=== MATERIAL FOR THIS TASK ===

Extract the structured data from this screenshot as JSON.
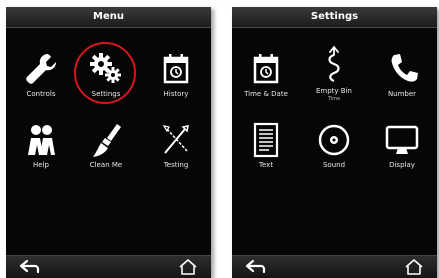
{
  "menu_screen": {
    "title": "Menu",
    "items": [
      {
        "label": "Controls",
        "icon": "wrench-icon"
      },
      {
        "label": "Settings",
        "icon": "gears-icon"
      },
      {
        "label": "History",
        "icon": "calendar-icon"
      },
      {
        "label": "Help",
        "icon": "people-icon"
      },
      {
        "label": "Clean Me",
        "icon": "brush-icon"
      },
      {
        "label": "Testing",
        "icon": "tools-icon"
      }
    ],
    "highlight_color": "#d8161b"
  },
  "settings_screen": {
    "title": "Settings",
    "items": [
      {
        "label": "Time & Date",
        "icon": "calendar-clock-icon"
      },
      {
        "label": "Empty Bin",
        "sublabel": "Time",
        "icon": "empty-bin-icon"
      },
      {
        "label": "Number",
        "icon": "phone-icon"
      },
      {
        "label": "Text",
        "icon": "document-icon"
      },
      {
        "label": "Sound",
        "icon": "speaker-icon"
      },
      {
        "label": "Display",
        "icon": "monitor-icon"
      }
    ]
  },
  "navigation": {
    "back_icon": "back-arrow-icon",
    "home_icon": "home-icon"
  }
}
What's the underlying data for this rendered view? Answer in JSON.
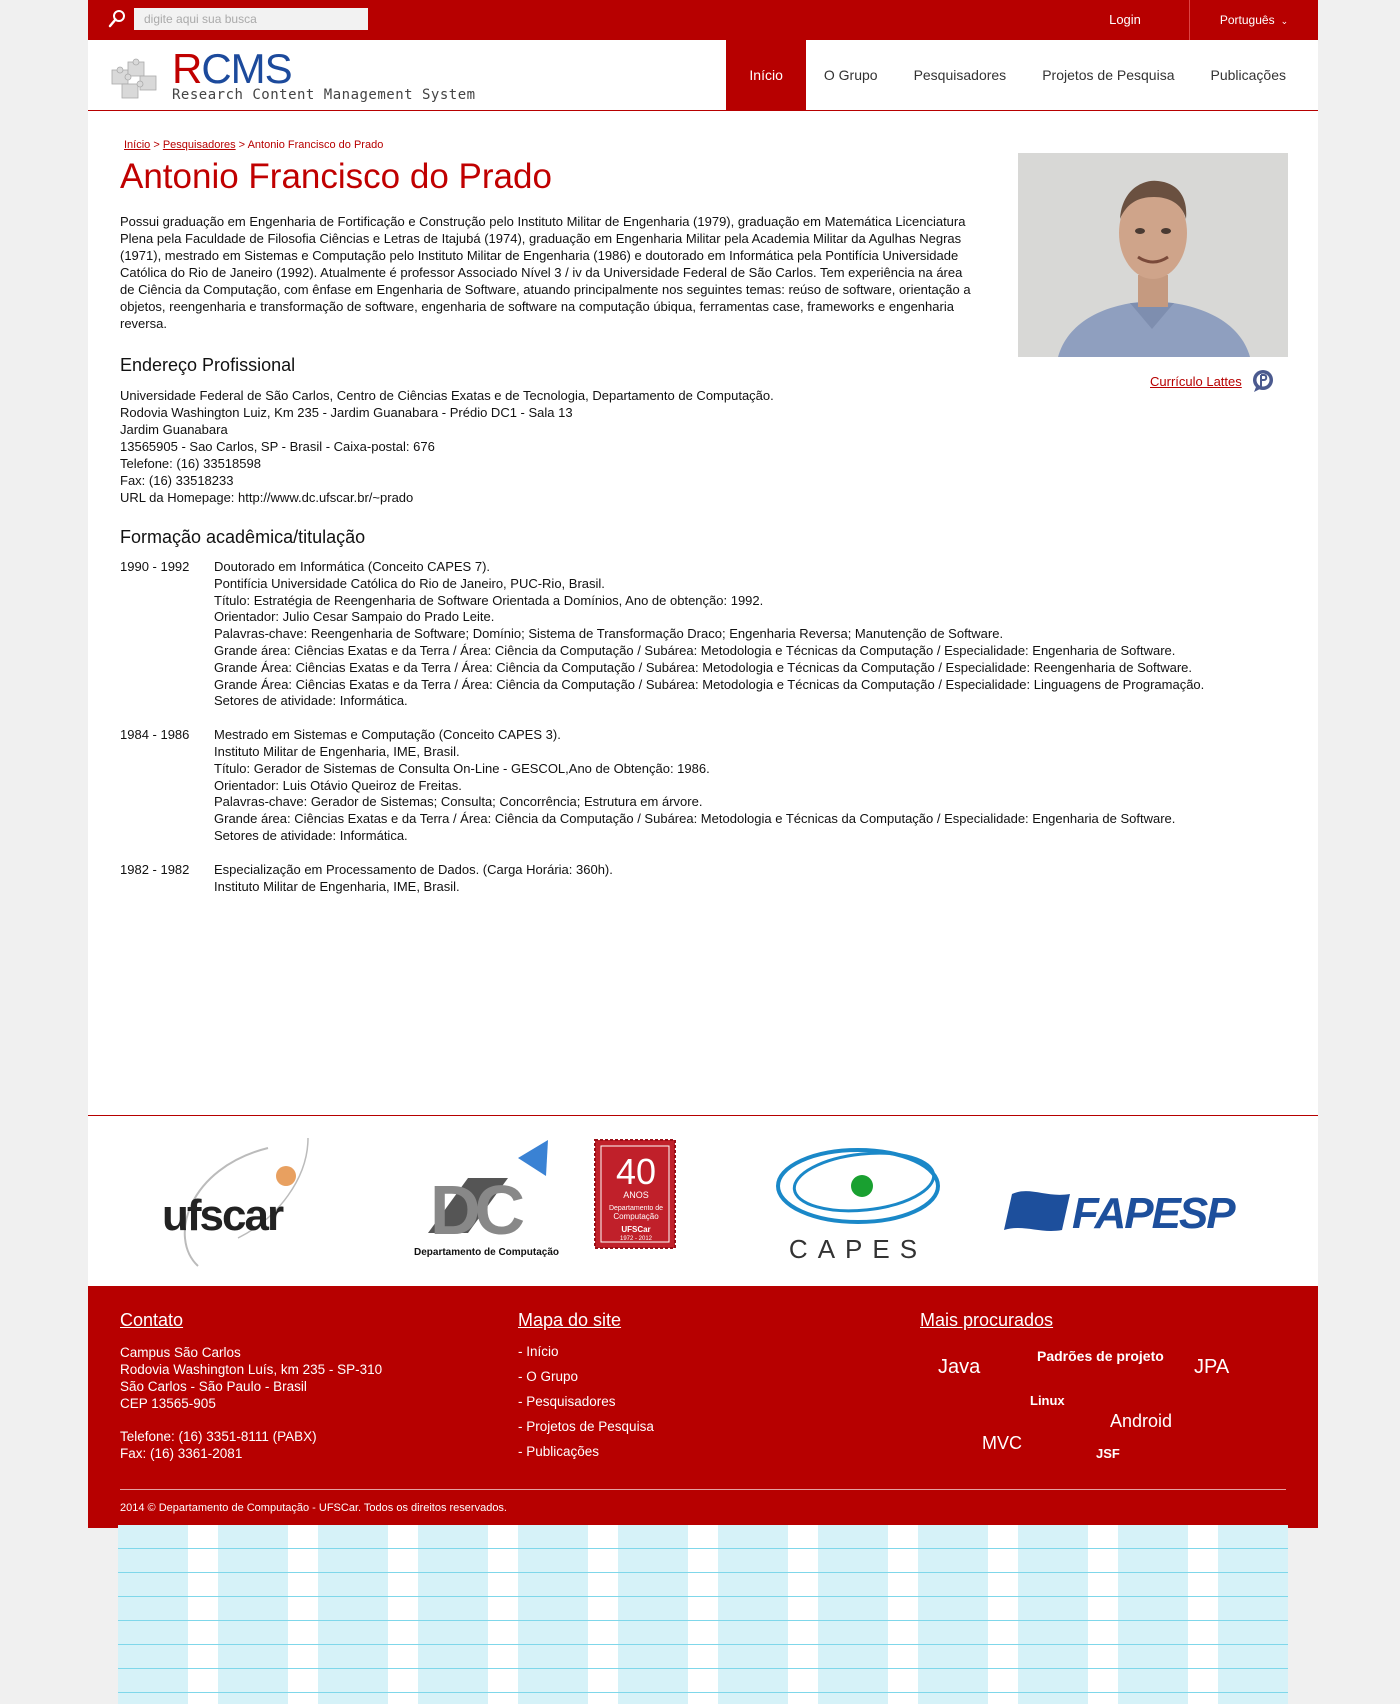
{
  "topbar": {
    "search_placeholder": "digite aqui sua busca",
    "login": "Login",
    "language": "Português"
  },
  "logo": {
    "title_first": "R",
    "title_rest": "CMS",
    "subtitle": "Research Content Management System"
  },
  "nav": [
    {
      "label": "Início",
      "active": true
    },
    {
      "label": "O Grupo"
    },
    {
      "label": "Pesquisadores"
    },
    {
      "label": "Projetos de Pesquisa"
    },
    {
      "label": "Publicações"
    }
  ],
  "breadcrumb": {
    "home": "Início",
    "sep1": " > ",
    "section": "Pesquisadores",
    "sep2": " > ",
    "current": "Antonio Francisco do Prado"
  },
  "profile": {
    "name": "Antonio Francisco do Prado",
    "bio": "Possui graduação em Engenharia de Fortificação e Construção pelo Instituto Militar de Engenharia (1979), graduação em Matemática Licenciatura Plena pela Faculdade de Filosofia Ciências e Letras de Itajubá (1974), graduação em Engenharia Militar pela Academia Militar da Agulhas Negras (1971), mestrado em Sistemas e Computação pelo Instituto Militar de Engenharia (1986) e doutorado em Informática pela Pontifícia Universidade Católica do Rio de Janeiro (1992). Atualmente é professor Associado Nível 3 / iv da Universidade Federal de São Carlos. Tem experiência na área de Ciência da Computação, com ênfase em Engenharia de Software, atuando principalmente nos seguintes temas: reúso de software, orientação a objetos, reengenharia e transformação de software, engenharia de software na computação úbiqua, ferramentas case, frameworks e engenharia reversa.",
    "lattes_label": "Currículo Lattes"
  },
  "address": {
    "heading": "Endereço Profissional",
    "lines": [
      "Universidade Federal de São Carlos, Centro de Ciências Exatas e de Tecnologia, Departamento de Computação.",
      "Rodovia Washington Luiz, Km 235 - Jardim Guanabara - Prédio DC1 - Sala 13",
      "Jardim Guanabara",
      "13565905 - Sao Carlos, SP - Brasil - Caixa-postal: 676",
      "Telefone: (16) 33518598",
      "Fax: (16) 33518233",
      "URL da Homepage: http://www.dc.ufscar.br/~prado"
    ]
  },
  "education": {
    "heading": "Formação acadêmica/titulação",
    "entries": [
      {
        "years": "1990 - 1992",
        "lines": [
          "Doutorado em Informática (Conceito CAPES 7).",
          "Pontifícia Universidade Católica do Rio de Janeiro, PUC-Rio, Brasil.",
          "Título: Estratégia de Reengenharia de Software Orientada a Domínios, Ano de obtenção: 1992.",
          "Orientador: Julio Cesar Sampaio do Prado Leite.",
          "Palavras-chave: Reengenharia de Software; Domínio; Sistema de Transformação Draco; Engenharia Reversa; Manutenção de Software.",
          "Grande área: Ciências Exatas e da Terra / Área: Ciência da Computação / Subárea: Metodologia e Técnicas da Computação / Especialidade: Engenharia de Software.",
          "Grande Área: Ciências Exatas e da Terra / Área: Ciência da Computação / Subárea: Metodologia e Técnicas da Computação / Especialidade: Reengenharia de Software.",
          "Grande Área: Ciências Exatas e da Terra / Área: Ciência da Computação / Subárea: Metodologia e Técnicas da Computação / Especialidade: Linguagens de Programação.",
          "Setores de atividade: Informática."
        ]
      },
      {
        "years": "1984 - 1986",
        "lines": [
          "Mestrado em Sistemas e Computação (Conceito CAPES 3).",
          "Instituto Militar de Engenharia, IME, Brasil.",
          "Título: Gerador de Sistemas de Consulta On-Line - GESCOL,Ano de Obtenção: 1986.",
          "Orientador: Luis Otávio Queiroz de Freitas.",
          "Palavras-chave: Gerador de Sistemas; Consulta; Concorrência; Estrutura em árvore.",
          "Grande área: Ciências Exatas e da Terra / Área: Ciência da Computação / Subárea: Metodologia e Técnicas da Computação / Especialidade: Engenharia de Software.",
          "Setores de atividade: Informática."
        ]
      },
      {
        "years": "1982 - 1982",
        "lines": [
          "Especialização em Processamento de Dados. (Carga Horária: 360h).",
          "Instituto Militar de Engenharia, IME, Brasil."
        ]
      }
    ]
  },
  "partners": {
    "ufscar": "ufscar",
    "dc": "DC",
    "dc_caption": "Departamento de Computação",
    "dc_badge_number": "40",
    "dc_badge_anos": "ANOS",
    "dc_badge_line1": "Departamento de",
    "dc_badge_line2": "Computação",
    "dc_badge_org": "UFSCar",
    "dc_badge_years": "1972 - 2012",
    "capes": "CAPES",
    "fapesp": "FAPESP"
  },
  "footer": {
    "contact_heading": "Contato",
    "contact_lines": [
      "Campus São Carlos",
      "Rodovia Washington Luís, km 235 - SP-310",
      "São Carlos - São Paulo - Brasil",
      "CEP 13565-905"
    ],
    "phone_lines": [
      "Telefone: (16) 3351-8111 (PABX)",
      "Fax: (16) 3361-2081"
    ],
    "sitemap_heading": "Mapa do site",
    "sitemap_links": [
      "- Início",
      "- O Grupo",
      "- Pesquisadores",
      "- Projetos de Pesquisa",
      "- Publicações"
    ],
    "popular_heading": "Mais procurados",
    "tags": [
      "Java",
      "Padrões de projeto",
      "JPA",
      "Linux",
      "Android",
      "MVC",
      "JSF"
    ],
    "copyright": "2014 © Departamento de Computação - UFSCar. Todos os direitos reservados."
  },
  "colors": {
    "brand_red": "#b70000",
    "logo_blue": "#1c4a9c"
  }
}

===
=== MATERIAL FOR THIS TASK ===

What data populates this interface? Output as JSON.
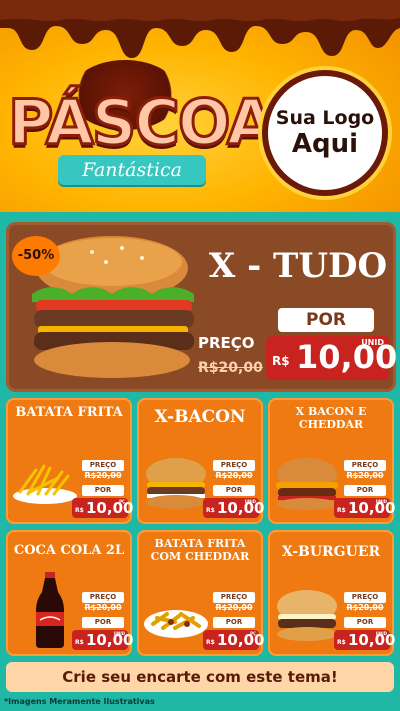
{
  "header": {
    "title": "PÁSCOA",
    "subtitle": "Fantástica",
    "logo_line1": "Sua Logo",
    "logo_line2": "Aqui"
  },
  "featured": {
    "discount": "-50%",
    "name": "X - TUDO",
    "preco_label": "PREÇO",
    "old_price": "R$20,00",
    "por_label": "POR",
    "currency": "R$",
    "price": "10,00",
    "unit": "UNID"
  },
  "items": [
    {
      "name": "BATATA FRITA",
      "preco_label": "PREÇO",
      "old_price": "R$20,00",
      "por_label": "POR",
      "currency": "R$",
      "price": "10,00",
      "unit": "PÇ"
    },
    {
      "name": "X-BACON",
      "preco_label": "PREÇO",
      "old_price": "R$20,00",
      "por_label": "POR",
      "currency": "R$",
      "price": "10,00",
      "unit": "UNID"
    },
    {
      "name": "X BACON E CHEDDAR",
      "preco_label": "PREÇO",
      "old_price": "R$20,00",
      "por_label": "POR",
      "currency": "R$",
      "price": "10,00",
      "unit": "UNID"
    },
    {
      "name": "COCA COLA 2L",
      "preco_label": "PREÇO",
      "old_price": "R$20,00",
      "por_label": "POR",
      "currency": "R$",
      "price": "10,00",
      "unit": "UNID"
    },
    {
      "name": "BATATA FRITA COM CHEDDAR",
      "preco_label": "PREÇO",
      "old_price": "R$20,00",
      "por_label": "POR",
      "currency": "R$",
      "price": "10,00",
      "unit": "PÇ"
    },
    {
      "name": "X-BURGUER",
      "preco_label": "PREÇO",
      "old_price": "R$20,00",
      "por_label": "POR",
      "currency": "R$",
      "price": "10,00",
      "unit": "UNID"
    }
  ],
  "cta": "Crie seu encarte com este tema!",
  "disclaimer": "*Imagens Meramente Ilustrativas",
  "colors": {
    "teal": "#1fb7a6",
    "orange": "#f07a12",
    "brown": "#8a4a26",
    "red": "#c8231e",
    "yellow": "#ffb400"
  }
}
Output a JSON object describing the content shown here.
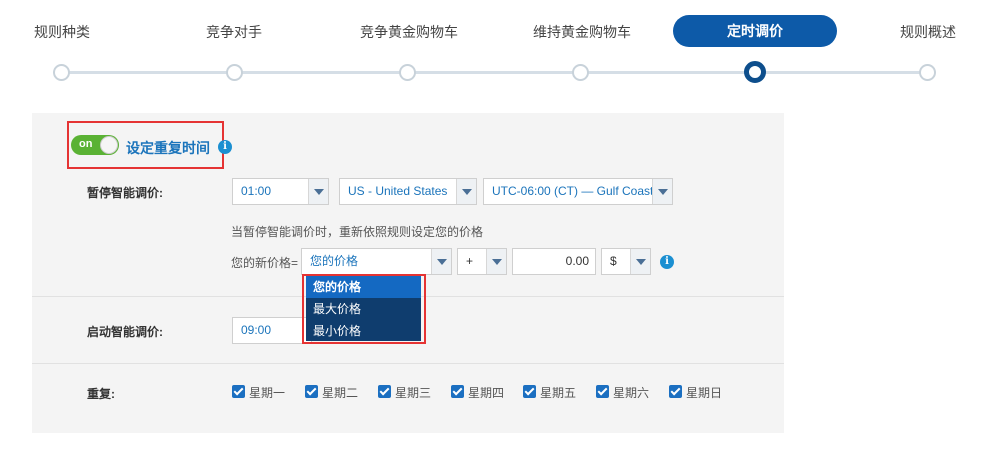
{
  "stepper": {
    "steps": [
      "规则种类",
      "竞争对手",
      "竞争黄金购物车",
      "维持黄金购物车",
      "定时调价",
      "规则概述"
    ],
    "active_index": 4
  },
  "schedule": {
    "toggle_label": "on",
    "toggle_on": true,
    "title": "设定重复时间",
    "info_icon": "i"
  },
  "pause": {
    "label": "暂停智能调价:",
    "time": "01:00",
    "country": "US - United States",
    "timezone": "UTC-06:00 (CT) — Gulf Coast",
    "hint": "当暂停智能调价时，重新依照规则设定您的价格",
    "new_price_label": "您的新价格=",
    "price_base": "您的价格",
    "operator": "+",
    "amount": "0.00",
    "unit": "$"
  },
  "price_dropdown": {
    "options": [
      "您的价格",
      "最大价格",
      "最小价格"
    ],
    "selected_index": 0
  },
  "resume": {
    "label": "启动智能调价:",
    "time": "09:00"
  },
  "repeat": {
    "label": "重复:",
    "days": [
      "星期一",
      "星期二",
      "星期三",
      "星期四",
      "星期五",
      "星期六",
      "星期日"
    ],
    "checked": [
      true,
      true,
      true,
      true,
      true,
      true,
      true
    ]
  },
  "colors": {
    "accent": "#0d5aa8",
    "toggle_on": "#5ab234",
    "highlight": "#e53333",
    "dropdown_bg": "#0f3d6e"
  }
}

===

EXERCISE PROMPT –
Scan the data for the word "Rodovia" and copy every line where it shows up.

EXERCISE RESULT –
      "Rodovia Washington Luiz, Km 235 - Jardim Guanabara - Prédio DC1 - Sala 13",
      "Rodovia Washington Luís, km 235 - SP-310",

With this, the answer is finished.